### Задание
Продолжите текст о книгах, вышедших к юбилею Хемингуэя, начав сразу после его последнего предложения.

К хемигуэевскому юбилею в Америке, натурально, вышли кое-какие книги о национальном классике. Прежде всего, книга самого Хемингуэя - ее настриг из оставшихся рукописей сын писателя Патрик, и назвал этот опус "Истина с первого взгляда": что-то опять об Африке и львах. Гораздо более завлекательным оказался квази-исторический роман Клэнси Карлайла "Пилигримы в Париже" - о парижских годах молодого Хемингуэя и о его тогдашнем окружении. Представление об этом сочинении дает рецензия Кристофера Леман-Хаупта в Нью-Йорк Таймс от 7 июля. Процитирую кое-что оттуда:

Мы узнаем, что делали Хемингуэй и Джойс в течение долгих вечеров, проводившихся вместе, и как однажды неофит Хемингуэй прикатил знаменитого автора "Улисса" домой на тачке. Узнаем также о сексуальных экспериментах, проделывавшихся Джойсом с его женой Норой, и как Джойс подговорил ее взять в любовники Хемингуэя, но тот как раз находился в одном из своих импотентных периодов и Нору отверг.

Откуда мог узнать автор Пилигриммов в Париже обо всех этих занимательных происшествиях? Да он их отчасти выудил из многочисленных мемуаров современников этой замечательной эпохи, а частично просто выдумал сам. И образ Хемингуэя, им созданный, отнюдь не вызывает симпатии. Он представлен у Клэнси Карлайла как хвастливый лжец, садистический издеватель, разочарованный неудачник, слюнявый пьяница, фанатик, антисемит и ненавистник мужчин-гомосексуалистов, при этом испытывавший тягу к лесбиянкам и по этой причине заставивший сделать короткую стрижку свою первую жену Хэдли Ричардсон. То, что Хемингуэй был одним из величайших писателей-модернистов, особого интереса у автора не вызывает. В конце своей книги Клэнси Карлайл заставляет Роберта Мак-Лемана, издателя и друга Хемингуэя, произнести такую фразу: "Хемингуэй со временем поймет, что качества, которые он ненавидит и презирает в других, присущи ему самому, и этой ненавистью он их пытается вытеснить. Но когда-нибудь они выйдут наружу". Судя по описанию парижских лет Хемингуэя, данному в этом романе, - заканчивает свою рецензию Кристофер Леман-Хаупт, - всё, что случилось с ним потом, вполне им заслужено.

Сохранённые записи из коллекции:
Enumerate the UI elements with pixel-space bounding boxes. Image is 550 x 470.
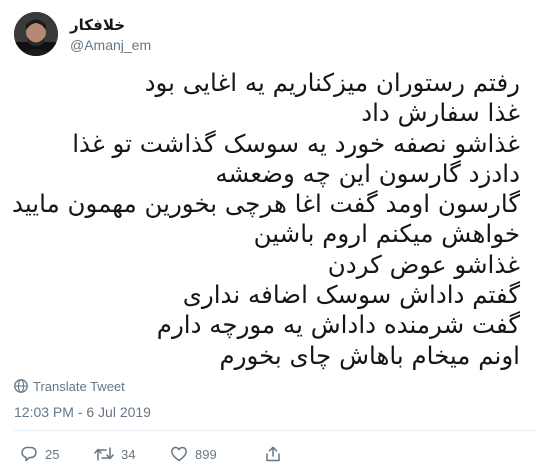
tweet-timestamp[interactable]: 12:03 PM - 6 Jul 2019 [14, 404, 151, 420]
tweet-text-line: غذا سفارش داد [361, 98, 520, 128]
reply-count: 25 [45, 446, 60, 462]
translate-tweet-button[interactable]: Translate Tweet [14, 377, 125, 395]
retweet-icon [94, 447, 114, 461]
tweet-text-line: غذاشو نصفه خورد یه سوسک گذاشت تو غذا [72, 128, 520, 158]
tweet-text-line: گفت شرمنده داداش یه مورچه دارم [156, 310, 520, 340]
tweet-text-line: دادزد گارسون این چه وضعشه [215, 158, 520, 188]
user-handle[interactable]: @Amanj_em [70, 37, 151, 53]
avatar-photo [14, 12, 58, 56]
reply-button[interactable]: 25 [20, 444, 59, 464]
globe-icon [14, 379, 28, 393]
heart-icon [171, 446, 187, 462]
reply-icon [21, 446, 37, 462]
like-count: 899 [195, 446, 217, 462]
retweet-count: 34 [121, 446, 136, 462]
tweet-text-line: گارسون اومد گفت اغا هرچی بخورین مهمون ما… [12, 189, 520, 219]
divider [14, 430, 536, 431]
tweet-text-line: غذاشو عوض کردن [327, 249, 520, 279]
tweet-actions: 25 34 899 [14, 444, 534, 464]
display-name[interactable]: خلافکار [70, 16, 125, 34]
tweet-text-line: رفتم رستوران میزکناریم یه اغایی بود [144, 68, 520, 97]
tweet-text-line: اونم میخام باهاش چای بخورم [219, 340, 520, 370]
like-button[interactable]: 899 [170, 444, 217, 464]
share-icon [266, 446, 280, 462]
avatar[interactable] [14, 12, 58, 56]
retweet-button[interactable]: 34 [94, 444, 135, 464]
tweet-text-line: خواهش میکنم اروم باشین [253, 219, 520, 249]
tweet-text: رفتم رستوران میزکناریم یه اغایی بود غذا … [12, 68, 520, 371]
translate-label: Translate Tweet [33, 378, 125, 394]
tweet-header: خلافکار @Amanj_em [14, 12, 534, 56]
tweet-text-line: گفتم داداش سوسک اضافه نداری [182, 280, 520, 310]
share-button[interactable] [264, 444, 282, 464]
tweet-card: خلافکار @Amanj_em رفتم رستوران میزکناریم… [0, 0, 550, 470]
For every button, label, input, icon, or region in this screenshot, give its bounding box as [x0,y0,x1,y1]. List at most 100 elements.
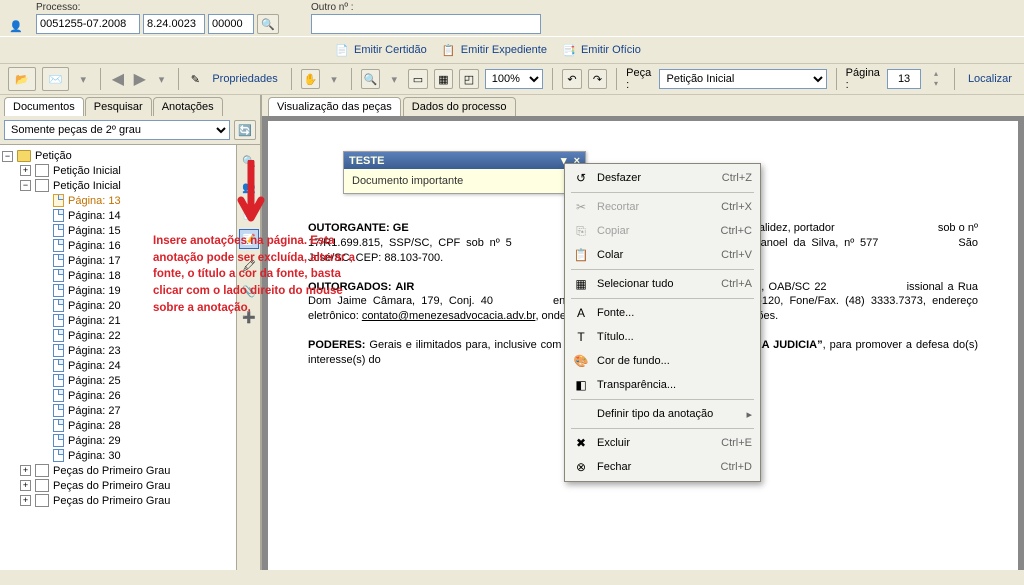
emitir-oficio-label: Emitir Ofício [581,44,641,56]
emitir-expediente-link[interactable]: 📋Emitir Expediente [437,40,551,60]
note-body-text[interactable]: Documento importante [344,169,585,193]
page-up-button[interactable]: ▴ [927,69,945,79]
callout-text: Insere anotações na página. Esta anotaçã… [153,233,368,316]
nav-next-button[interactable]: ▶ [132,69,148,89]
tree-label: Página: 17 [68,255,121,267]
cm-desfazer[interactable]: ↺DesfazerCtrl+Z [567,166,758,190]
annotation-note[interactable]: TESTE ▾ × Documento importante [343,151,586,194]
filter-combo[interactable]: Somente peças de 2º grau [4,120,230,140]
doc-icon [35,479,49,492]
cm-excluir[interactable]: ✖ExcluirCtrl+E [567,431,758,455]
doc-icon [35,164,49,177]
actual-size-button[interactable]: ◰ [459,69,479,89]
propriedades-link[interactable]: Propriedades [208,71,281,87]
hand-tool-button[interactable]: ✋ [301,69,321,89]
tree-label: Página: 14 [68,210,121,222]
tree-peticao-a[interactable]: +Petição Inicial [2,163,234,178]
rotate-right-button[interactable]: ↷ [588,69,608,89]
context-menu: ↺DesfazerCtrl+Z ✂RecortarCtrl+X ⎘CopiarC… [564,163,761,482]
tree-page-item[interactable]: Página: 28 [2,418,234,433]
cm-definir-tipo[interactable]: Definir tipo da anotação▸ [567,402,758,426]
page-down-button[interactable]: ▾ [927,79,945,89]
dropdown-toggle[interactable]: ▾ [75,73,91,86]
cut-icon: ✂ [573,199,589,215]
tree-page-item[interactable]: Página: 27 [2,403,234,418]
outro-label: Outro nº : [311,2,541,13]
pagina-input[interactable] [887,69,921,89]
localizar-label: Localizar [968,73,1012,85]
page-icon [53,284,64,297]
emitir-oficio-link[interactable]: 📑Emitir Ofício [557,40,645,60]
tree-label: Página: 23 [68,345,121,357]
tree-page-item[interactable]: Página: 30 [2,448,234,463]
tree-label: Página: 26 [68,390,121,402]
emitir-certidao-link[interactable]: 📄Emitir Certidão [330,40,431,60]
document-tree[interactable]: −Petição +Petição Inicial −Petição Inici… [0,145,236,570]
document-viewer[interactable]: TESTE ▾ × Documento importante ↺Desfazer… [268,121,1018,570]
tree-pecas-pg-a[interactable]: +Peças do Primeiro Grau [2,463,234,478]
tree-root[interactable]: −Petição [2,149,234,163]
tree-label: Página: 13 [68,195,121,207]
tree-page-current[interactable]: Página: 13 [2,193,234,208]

### Ответ
Романчик Клэнси Карлайла, конечно, курьез, что называется, спекуляция на теме, вообще дешевка. Но тема "Хемингуэй-невротик", несомненно, существует. Ее следует обсудить хотя бы потому, что она выходит далеко за пределы персональных проблем Хемингуэя и в свое время приобрела некий общекультурный разворот. Он создал - как в прозе своей, так и в личной жизни - ярко выраженный стиль, которому принялись повально подражать во всем мире, в том числе и в советской России, где соответствующая эпидемия началась после выхода его двухтомника 59-го года. Об этом весьма артикулированно пишут Вайль и Генис в книге "Шестидесятые":

Хемингуэй существовал не для чтения. Важны были формы восприятия жизни, выстроенные писателем. Формам можно было подражать. В них можно было влить свой контекст. 60-е не просто реабилитировали некогда запретного Хемингуэя. Они перевели на русский не столько его книги, сколько стиль его жизни. При этом писателем распоряжались с тем произволом, который может оправдать только любовь. Подражание Хемингуэю начиналось с внешности. Можно сказать, что 60-е вообще начались с проблем моды. Стиляги были первыми стихийными нонконформистами. ... Хемингуэевская мода была следующим шагом. Она не удовлетворялась перечнем аксессуаров - грубый свитер, трубка, борода. Всё это желательно, но не обязательно, важнее подчеркнутое безразличие к одежде. Жить спустя рукава проще в свитере, чем в пиджаке. Хемингуэевский мир изобилует предметами, за которыми не стоят идеи. У Хемингуэя постоянно пьют, едят, ловят рыбу, убивают быков, ездят на машинах, совокупляются, воюют, охотятся. С Хемингуэем пришла в Россию конкретность бытия. Спор души с телом стал решаться в пользу тела. Верх и низ поменялись местами. И это была одна из многих микрореволюций 60-х. Грубость, имевшая много оттенков, стала ее приметой. Грубость - это не только отсутствие сантиментов, это и намеренное упрощение, отсечение полисемии: есть то, что есть, и не больше, Хемингуэй учил, как убирать из жизни не только прилагательные, но и символы. Он возвращал миру определенность, размытую долгим засилием аллегорий. ...

Вывод, который сделали 60-е из хемингуэевского материализма, - закономерен, хотя и странен. Престижным стал антиинтеллектуализм.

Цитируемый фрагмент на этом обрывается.